Extracted records
^^^^^^^^

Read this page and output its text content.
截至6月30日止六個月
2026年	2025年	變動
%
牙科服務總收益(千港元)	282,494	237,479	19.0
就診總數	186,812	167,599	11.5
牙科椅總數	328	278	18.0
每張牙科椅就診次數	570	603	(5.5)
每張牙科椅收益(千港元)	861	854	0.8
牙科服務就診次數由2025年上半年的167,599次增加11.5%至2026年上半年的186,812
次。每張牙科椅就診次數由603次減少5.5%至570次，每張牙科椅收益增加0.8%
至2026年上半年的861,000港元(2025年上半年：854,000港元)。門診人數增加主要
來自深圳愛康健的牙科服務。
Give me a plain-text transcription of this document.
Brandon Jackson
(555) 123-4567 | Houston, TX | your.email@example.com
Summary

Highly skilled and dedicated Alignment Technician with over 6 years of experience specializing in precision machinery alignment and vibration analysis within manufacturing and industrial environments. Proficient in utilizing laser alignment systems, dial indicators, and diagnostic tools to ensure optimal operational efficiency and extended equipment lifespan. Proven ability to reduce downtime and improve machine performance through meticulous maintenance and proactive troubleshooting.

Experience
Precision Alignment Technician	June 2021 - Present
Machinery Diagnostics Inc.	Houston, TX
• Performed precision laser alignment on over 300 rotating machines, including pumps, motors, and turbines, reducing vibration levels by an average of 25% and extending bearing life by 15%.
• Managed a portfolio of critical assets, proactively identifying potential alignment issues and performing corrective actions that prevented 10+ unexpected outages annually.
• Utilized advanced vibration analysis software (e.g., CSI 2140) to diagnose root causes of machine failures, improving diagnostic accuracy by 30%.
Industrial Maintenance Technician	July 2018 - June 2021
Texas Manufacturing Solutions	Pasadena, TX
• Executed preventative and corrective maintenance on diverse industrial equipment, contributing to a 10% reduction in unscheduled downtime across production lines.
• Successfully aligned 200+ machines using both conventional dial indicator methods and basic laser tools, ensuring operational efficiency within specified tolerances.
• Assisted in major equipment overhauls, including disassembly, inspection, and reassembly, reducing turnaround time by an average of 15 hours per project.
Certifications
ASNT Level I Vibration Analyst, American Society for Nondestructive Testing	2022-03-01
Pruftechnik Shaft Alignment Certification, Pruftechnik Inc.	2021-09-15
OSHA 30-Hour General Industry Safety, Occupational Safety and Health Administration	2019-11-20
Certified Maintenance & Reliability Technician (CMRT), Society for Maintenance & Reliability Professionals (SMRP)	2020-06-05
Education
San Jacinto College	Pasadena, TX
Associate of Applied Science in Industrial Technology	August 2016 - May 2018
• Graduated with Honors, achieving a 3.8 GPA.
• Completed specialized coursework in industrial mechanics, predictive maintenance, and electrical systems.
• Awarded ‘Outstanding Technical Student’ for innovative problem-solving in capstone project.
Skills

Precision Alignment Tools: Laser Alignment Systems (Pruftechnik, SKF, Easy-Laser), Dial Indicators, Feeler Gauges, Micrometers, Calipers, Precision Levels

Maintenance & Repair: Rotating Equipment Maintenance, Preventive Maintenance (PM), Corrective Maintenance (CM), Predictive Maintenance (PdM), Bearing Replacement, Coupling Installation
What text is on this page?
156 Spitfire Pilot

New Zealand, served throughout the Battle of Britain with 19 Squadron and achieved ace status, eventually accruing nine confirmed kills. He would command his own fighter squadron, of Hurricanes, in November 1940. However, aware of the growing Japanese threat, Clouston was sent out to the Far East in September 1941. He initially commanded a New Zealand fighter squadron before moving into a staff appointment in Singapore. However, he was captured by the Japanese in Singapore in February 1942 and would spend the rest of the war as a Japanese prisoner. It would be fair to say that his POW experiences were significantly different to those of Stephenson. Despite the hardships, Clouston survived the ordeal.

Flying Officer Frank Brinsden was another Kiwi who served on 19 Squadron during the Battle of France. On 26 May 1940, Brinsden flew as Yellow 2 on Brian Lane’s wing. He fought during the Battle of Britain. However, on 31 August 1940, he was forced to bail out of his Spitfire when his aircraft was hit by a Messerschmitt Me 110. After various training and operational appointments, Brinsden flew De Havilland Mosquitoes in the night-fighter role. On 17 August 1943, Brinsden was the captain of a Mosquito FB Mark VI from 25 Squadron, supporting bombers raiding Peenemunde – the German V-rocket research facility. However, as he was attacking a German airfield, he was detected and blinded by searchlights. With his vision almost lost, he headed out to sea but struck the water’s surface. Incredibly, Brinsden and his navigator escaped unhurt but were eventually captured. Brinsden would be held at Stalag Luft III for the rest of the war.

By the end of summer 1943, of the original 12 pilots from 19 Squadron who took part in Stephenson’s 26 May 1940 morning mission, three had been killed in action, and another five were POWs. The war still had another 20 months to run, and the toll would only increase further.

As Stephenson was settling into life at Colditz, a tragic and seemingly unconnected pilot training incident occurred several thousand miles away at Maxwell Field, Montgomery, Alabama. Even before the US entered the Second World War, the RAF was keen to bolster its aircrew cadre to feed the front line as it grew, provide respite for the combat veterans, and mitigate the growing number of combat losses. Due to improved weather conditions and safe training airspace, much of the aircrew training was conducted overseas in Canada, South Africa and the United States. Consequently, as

^^^^^^^^

STATED TASK
Report each line of the material above where the word "machines" appears.

CORRECT OUTPUT
• Performed precision laser alignment on over 300 rotating machines, including pumps, motors, and turbines, reducing vibration levels by an average of 25% and extending bearing life by 15%.
• Successfully aligned 200+ machines using both conventional dial indicator methods and basic laser tools, ensuring operational efficiency within specified tolerances.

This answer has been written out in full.